» **Set exercise**
Can you pull out, word for word, the lines of the material below that run from the line containing "list every element" through the line containing "data-point — [240, 314, 247, 321]", with both of those lines included?
### Data entries ###
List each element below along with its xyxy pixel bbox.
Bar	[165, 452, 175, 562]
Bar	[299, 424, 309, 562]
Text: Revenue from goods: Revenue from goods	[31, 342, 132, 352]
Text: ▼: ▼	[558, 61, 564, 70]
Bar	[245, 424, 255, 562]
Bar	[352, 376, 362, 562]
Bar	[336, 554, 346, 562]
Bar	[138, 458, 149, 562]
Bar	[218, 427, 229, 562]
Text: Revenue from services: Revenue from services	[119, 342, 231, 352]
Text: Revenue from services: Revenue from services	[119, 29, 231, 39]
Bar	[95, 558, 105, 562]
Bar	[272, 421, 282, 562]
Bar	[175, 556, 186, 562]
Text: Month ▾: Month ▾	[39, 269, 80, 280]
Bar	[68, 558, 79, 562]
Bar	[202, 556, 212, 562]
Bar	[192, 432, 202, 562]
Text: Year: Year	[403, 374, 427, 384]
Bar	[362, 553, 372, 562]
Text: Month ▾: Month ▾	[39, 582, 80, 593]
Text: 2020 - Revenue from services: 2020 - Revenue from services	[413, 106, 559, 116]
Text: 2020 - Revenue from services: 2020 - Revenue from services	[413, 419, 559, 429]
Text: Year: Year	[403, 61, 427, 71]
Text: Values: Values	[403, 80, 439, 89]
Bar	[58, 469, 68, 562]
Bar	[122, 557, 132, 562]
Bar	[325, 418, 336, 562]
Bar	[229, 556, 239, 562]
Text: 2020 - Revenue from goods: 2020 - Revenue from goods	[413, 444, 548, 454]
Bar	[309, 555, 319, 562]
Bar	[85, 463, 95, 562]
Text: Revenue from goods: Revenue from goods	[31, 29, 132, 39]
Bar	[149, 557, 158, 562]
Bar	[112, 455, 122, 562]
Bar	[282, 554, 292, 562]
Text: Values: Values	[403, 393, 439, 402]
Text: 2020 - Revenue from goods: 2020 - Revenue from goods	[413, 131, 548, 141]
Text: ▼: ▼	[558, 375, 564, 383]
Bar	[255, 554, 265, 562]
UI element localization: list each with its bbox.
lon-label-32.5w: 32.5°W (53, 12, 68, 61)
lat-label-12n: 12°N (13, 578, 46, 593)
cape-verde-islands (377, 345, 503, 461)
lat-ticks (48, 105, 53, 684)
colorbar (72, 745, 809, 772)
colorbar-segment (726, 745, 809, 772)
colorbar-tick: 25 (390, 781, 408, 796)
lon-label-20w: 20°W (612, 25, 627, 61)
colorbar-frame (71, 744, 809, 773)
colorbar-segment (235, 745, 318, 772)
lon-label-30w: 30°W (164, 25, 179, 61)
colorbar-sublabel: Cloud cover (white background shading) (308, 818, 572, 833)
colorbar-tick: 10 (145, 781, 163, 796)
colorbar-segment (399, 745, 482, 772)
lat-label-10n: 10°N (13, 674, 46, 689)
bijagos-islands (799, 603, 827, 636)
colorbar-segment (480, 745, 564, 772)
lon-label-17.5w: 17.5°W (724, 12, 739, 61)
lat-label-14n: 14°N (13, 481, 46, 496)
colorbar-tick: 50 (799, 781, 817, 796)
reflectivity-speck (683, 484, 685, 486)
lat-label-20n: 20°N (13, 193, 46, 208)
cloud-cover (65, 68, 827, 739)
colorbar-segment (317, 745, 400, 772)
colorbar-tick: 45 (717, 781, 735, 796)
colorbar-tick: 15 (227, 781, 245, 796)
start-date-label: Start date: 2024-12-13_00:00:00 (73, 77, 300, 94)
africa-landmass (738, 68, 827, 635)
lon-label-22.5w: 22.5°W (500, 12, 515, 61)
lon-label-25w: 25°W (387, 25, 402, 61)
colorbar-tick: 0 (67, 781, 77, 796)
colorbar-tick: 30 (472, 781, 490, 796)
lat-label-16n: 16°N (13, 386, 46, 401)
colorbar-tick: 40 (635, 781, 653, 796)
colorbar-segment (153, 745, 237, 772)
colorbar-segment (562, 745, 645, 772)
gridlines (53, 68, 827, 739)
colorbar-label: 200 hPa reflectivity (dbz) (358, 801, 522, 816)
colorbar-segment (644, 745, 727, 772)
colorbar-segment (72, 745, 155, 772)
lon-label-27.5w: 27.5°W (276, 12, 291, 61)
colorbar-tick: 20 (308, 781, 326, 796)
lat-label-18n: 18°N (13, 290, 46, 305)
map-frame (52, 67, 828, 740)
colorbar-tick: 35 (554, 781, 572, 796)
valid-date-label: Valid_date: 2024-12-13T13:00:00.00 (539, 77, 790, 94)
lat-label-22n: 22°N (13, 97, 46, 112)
###
### Data entries ###
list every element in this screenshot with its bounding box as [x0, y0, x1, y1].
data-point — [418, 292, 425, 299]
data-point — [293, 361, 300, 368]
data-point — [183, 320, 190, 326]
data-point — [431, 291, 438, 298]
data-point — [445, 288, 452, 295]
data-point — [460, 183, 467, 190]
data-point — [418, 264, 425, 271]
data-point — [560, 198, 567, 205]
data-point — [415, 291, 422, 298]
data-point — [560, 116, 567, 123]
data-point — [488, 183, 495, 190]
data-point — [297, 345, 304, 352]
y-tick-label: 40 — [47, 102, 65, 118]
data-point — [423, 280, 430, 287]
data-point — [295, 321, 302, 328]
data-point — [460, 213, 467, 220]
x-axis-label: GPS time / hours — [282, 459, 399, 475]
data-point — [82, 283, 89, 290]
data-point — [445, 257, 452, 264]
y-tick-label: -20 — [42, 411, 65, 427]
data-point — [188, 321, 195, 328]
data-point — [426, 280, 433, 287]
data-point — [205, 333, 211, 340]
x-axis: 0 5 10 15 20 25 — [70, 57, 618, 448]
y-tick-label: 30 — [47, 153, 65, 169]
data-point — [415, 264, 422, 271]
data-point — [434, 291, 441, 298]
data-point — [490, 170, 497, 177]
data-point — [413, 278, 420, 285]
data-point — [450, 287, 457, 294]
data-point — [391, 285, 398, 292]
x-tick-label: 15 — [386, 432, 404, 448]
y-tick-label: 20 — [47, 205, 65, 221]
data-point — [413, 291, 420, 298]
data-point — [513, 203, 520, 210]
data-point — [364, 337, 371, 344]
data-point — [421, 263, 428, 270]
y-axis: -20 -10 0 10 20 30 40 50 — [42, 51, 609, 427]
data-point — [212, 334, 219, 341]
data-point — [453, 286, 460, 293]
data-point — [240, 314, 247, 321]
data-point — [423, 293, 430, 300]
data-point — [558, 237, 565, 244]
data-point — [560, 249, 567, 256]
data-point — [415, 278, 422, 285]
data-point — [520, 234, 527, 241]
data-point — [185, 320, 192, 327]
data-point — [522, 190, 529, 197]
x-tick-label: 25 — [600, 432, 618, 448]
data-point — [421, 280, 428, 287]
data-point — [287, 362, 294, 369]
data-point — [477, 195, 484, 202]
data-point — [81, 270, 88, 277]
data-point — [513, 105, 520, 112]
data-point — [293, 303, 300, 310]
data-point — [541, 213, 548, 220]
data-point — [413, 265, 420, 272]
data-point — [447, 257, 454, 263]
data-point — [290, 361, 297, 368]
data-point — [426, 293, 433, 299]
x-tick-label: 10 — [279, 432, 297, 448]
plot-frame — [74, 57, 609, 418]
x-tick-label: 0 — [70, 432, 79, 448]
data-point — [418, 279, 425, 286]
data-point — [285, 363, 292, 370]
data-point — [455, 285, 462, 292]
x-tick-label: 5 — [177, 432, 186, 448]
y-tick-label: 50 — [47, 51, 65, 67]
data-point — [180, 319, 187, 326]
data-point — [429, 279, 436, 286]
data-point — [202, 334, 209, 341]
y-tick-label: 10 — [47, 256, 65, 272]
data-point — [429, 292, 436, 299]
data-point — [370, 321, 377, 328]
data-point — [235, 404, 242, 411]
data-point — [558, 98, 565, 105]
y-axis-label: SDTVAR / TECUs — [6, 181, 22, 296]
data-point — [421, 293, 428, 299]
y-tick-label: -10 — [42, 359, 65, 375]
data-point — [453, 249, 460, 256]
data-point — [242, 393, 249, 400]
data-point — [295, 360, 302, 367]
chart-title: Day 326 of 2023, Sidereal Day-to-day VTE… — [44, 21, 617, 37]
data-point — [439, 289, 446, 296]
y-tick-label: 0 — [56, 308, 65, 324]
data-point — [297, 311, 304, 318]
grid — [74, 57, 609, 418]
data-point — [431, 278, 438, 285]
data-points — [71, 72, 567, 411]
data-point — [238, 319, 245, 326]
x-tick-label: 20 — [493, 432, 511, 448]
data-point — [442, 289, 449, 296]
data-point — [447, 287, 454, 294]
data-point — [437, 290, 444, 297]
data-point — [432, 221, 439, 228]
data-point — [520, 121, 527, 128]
###
» **Complete output**
list every element in this screenshot with its bounding box as [x0, y0, x1, y1].
data-point — [418, 292, 425, 299]
data-point — [293, 361, 300, 368]
data-point — [183, 320, 190, 326]
data-point — [431, 291, 438, 298]
data-point — [445, 288, 452, 295]
data-point — [460, 183, 467, 190]
data-point — [418, 264, 425, 271]
data-point — [560, 198, 567, 205]
data-point — [415, 291, 422, 298]
data-point — [560, 116, 567, 123]
data-point — [488, 183, 495, 190]
data-point — [297, 345, 304, 352]
y-tick-label: 40 — [47, 102, 65, 118]
data-point — [423, 280, 430, 287]
data-point — [295, 321, 302, 328]
data-point — [460, 213, 467, 220]
x-axis-label: GPS time / hours — [282, 459, 399, 475]
data-point — [82, 283, 89, 290]
data-point — [445, 257, 452, 264]
y-tick-label: -20 — [42, 411, 65, 427]
data-point — [188, 321, 195, 328]
data-point — [426, 280, 433, 287]
data-point — [205, 333, 211, 340]
x-axis: 0 5 10 15 20 25 — [70, 57, 618, 448]
y-tick-label: 30 — [47, 153, 65, 169]
data-point — [415, 264, 422, 271]
data-point — [434, 291, 441, 298]
data-point — [490, 170, 497, 177]
data-point — [413, 278, 420, 285]
data-point — [450, 287, 457, 294]
data-point — [391, 285, 398, 292]
x-tick-label: 15 — [386, 432, 404, 448]
y-tick-label: 20 — [47, 205, 65, 221]
data-point — [413, 291, 420, 298]
data-point — [513, 203, 520, 210]
data-point — [364, 337, 371, 344]
data-point — [421, 263, 428, 270]
y-axis: -20 -10 0 10 20 30 40 50 — [42, 51, 609, 427]
data-point — [212, 334, 219, 341]
data-point — [453, 286, 460, 293]
data-point — [240, 314, 247, 321]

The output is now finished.